- SET PROBLEM -
Write the entries below out again exactly; any picture in them stays out.

Part of a data file:
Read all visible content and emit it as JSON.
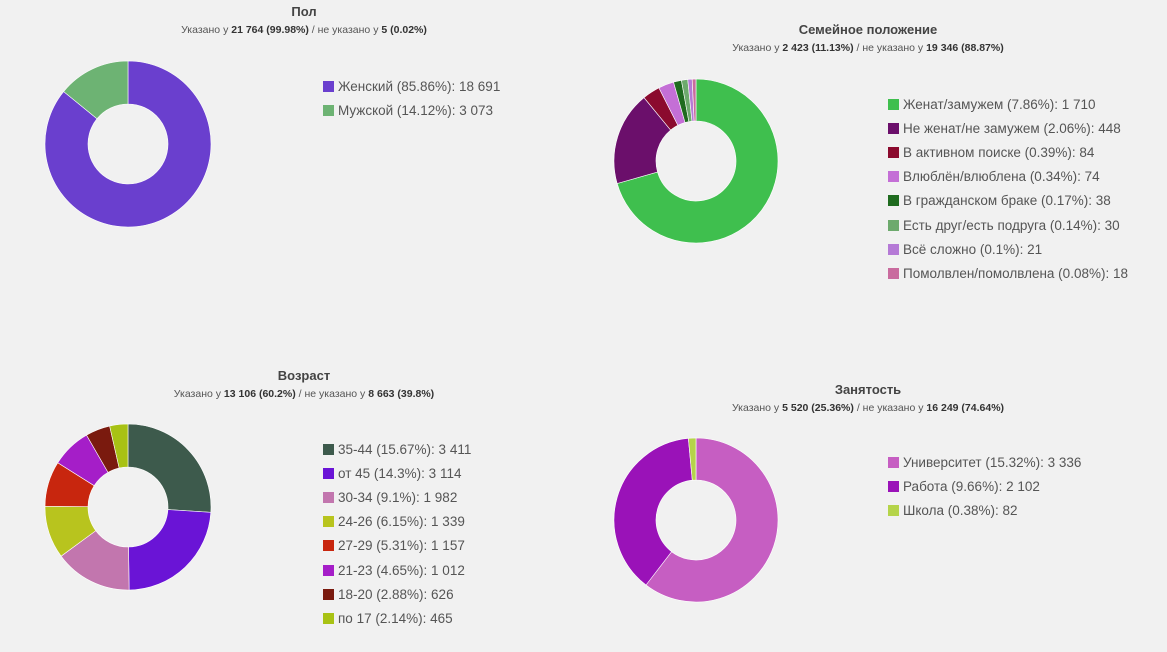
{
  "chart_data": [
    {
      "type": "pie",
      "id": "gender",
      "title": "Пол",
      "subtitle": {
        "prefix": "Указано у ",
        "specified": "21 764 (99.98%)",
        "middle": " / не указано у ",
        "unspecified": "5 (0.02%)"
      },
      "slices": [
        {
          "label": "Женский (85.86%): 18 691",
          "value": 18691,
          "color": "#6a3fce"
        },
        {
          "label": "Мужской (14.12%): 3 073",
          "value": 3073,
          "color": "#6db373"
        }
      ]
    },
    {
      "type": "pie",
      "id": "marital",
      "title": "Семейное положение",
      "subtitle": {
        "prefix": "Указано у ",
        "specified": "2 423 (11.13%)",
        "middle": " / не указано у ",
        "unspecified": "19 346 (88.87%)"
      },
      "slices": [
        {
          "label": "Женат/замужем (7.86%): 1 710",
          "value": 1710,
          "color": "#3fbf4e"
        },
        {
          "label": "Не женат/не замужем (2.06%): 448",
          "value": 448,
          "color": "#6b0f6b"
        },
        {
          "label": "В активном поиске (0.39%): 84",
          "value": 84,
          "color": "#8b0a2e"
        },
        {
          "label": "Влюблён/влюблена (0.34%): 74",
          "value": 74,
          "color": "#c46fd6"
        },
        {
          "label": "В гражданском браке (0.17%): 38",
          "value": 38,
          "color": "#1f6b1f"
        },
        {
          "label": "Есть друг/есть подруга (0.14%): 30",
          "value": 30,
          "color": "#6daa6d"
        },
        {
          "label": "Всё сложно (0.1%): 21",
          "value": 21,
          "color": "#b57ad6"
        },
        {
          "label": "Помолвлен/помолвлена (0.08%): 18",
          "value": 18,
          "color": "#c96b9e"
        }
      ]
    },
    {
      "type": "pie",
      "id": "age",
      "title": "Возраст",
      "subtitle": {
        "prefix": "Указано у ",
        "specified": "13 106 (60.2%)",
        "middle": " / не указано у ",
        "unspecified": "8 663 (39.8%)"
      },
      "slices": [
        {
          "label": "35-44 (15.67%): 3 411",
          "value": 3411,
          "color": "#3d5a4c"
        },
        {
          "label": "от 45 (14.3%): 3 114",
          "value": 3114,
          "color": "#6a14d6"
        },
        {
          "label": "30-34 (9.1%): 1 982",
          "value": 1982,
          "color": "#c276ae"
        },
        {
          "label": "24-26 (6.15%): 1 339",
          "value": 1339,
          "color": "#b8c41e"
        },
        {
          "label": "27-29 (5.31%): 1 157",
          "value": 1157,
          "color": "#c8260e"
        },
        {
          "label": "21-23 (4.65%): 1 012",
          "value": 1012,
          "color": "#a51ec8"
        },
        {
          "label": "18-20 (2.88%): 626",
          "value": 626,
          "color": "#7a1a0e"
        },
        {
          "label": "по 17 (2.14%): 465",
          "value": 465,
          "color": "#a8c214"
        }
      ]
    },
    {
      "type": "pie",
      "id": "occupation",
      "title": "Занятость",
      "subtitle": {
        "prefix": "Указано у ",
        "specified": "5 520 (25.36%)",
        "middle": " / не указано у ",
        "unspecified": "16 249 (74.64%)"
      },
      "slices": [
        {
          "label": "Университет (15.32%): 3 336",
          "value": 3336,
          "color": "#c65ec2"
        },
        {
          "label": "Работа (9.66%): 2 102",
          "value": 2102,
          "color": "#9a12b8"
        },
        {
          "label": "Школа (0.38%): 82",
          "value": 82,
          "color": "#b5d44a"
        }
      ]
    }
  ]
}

- THE COMPLETED TASK -
Read all visible content and emit it as JSON.
{
  "chart_data": [
    {
      "type": "pie",
      "id": "gender",
      "title": "Пол",
      "subtitle": {
        "prefix": "Указано у ",
        "specified": "21 764 (99.98%)",
        "middle": " / не указано у ",
        "unspecified": "5 (0.02%)"
      },
      "slices": [
        {
          "label": "Женский (85.86%): 18 691",
          "value": 18691,
          "color": "#6a3fce"
        },
        {
          "label": "Мужской (14.12%): 3 073",
          "value": 3073,
          "color": "#6db373"
        }
      ]
    },
    {
      "type": "pie",
      "id": "marital",
      "title": "Семейное положение",
      "subtitle": {
        "prefix": "Указано у ",
        "specified": "2 423 (11.13%)",
        "middle": " / не указано у ",
        "unspecified": "19 346 (88.87%)"
      },
      "slices": [
        {
          "label": "Женат/замужем (7.86%): 1 710",
          "value": 1710,
          "color": "#3fbf4e"
        },
        {
          "label": "Не женат/не замужем (2.06%): 448",
          "value": 448,
          "color": "#6b0f6b"
        },
        {
          "label": "В активном поиске (0.39%): 84",
          "value": 84,
          "color": "#8b0a2e"
        },
        {
          "label": "Влюблён/влюблена (0.34%): 74",
          "value": 74,
          "color": "#c46fd6"
        },
        {
          "label": "В гражданском браке (0.17%): 38",
          "value": 38,
          "color": "#1f6b1f"
        },
        {
          "label": "Есть друг/есть подруга (0.14%): 30",
          "value": 30,
          "color": "#6daa6d"
        },
        {
          "label": "Всё сложно (0.1%): 21",
          "value": 21,
          "color": "#b57ad6"
        },
        {
          "label": "Помолвлен/помолвлена (0.08%): 18",
          "value": 18,
          "color": "#c96b9e"
        }
      ]
    },
    {
      "type": "pie",
      "id": "age",
      "title": "Возраст",
      "subtitle": {
        "prefix": "Указано у ",
        "specified": "13 106 (60.2%)",
        "middle": " / не указано у ",
        "unspecified": "8 663 (39.8%)"
      },
      "slices": [
        {
          "label": "35-44 (15.67%): 3 411",
          "value": 3411,
          "color": "#3d5a4c"
        },
        {
          "label": "от 45 (14.3%): 3 114",
          "value": 3114,
          "color": "#6a14d6"
        },
        {
          "label": "30-34 (9.1%): 1 982",
          "value": 1982,
          "color": "#c276ae"
        },
        {
          "label": "24-26 (6.15%): 1 339",
          "value": 1339,
          "color": "#b8c41e"
        },
        {
          "label": "27-29 (5.31%): 1 157",
          "value": 1157,
          "color": "#c8260e"
        },
        {
          "label": "21-23 (4.65%): 1 012",
          "value": 1012,
          "color": "#a51ec8"
        },
        {
          "label": "18-20 (2.88%): 626",
          "value": 626,
          "color": "#7a1a0e"
        },
        {
          "label": "по 17 (2.14%): 465",
          "value": 465,
          "color": "#a8c214"
        }
      ]
    },
    {
      "type": "pie",
      "id": "occupation",
      "title": "Занятость",
      "subtitle": {
        "prefix": "Указано у ",
        "specified": "5 520 (25.36%)",
        "middle": " / не указано у ",
        "unspecified": "16 249 (74.64%)"
      },
      "slices": [
        {
          "label": "Университет (15.32%): 3 336",
          "value": 3336,
          "color": "#c65ec2"
        },
        {
          "label": "Работа (9.66%): 2 102",
          "value": 2102,
          "color": "#9a12b8"
        },
        {
          "label": "Школа (0.38%): 82",
          "value": 82,
          "color": "#b5d44a"
        }
      ]
    }
  ]
}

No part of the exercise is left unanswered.